**DATA ROWS:**
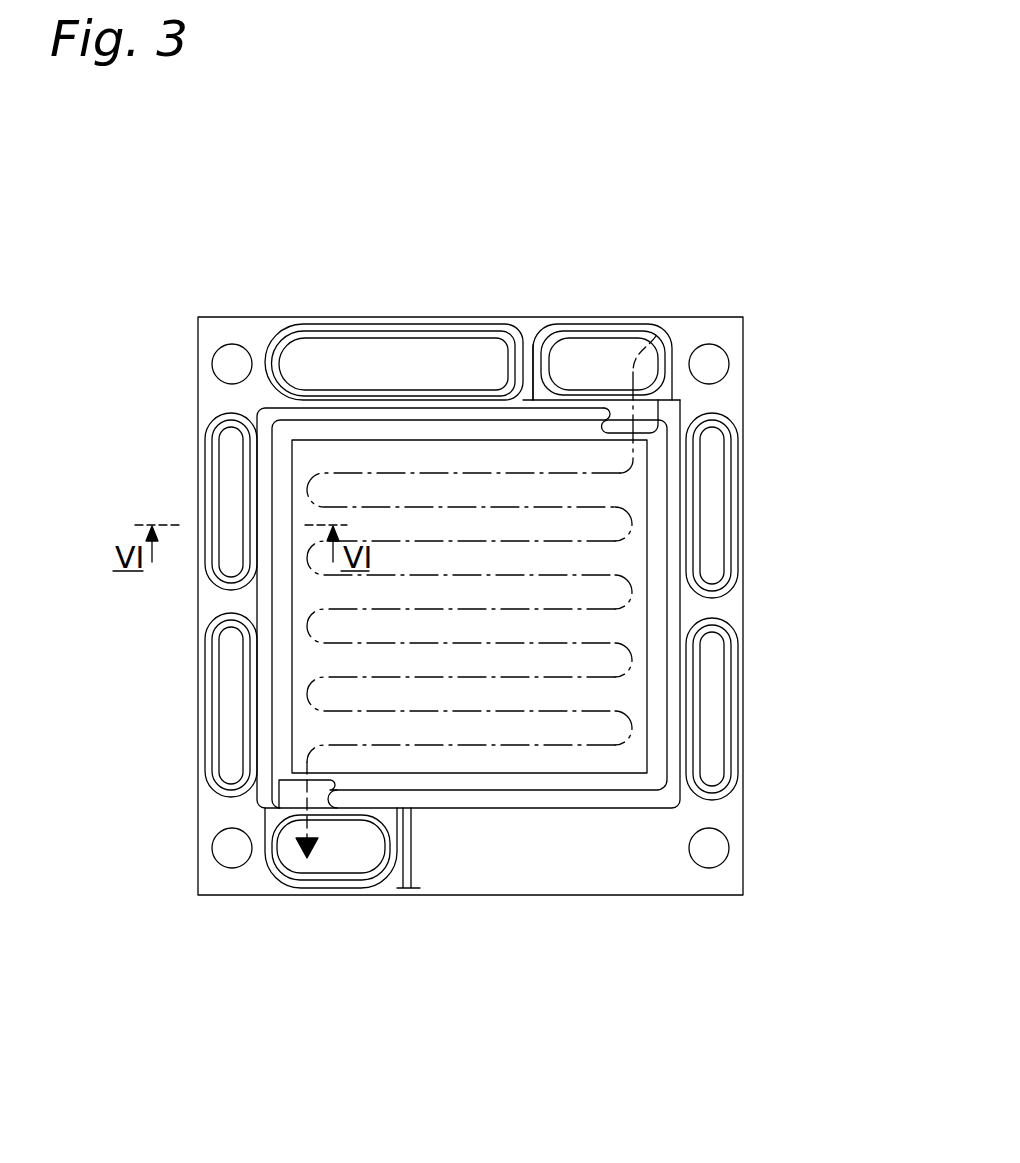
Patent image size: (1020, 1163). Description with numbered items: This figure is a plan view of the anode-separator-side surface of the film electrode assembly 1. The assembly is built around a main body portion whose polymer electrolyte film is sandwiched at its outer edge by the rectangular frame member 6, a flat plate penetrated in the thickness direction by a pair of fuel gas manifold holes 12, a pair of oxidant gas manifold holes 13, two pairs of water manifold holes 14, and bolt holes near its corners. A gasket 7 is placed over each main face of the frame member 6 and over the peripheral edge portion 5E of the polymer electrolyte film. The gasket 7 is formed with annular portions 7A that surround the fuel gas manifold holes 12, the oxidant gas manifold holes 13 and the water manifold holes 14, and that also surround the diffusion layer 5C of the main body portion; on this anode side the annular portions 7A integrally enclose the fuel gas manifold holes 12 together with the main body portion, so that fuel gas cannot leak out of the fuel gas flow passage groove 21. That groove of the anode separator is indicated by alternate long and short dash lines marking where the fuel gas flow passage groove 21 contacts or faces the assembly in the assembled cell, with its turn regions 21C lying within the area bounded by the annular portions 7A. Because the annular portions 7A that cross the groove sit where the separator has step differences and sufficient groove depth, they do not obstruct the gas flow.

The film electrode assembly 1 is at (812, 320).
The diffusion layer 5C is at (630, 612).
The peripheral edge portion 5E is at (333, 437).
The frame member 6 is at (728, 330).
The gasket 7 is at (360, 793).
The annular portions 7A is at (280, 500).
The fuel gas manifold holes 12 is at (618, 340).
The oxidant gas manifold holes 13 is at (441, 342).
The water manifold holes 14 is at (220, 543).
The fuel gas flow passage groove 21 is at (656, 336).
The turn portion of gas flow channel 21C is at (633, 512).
* * *
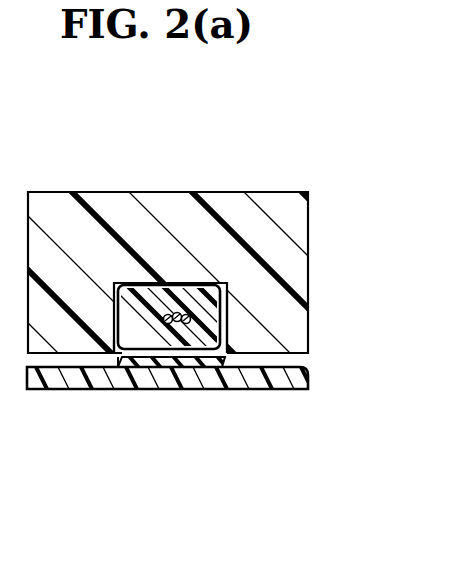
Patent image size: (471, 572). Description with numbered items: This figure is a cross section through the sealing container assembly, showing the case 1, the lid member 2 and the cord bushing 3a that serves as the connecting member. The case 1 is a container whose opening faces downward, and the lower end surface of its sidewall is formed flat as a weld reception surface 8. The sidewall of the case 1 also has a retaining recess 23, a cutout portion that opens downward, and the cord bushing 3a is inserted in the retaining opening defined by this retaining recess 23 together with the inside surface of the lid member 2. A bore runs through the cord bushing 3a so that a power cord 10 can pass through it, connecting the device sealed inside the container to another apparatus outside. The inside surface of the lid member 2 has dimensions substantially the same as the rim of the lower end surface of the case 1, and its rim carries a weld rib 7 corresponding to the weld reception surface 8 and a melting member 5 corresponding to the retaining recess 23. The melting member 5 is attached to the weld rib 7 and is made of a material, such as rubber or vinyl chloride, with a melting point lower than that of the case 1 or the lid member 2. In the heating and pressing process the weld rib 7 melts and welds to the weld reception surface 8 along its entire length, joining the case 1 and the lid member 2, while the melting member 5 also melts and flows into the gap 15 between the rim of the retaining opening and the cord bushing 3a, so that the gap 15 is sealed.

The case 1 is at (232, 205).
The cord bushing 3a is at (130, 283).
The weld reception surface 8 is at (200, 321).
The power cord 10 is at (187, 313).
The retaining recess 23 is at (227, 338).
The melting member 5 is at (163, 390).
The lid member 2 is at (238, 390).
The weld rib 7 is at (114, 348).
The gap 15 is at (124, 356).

**AIM:**
Express the stretch of the listing from the line containing "Patent image size: (1020, 1163)." through the line containing "The turn portion" as a JSON list of strings, one string per line, with blank lines omitted.

**REPLY TO THE TASK:**
[
  "Patent image size: (1020, 1163). Description with numbered items: This figure is a plan view of the anode-separator-side surface of the film electrode assembly 1. The assembly is built around a main body portion whose polymer electrolyte film is sandwiched at its outer edge by the rectangular frame member 6, a flat plate penetrated in the thickness direction by a pair of fuel gas manifold holes 12, a pair of oxidant gas manifold holes 13, two pairs of water manifold holes 14, and bolt holes near its corners. A gasket 7 is placed over each main face of the frame member 6 and over the peripheral edge portion 5E of the polymer electrolyte film. The gasket 7 is formed with annular portions 7A that surround the fuel gas manifold holes 12, the oxidant gas manifold holes 13 and the water manifold holes 14, and that also surround the diffusion layer 5C of the main body portion; on this anode side the annular portions 7A integrally enclose the fuel gas manifold holes 12 together with the main body portion, so that fuel gas cannot leak out of the fuel gas flow passage groove 21. That groove of the anode separator is indicated by alternate long and short dash lines marking where the fuel gas flow passage groove 21 contacts or faces the assembly in the assembled cell, with its turn regions 21C lying within the area bounded by the annular portions 7A. Because the annular portions 7A that cross the groove sit where the separator has step differences and sufficient groove depth, they do not obstruct the gas flow.",
  "The film electrode assembly 1 is at (812, 320).",
  "The diffusion layer 5C is at (630, 612).",
  "The peripheral edge portion 5E is at (333, 437).",
  "The frame member 6 is at (728, 330).",
  "The gasket 7 is at (360, 793).",
  "The annular portions 7A is at (280, 500).",
  "The fuel gas manifold holes 12 is at (618, 340).",
  "The oxidant gas manifold holes 13 is at (441, 342).",
  "The water manifold holes 14 is at (220, 543).",
  "The fuel gas flow passage groove 21 is at (656, 336).",
  "The turn portion of gas flow channel 21C is at (633, 512)."
]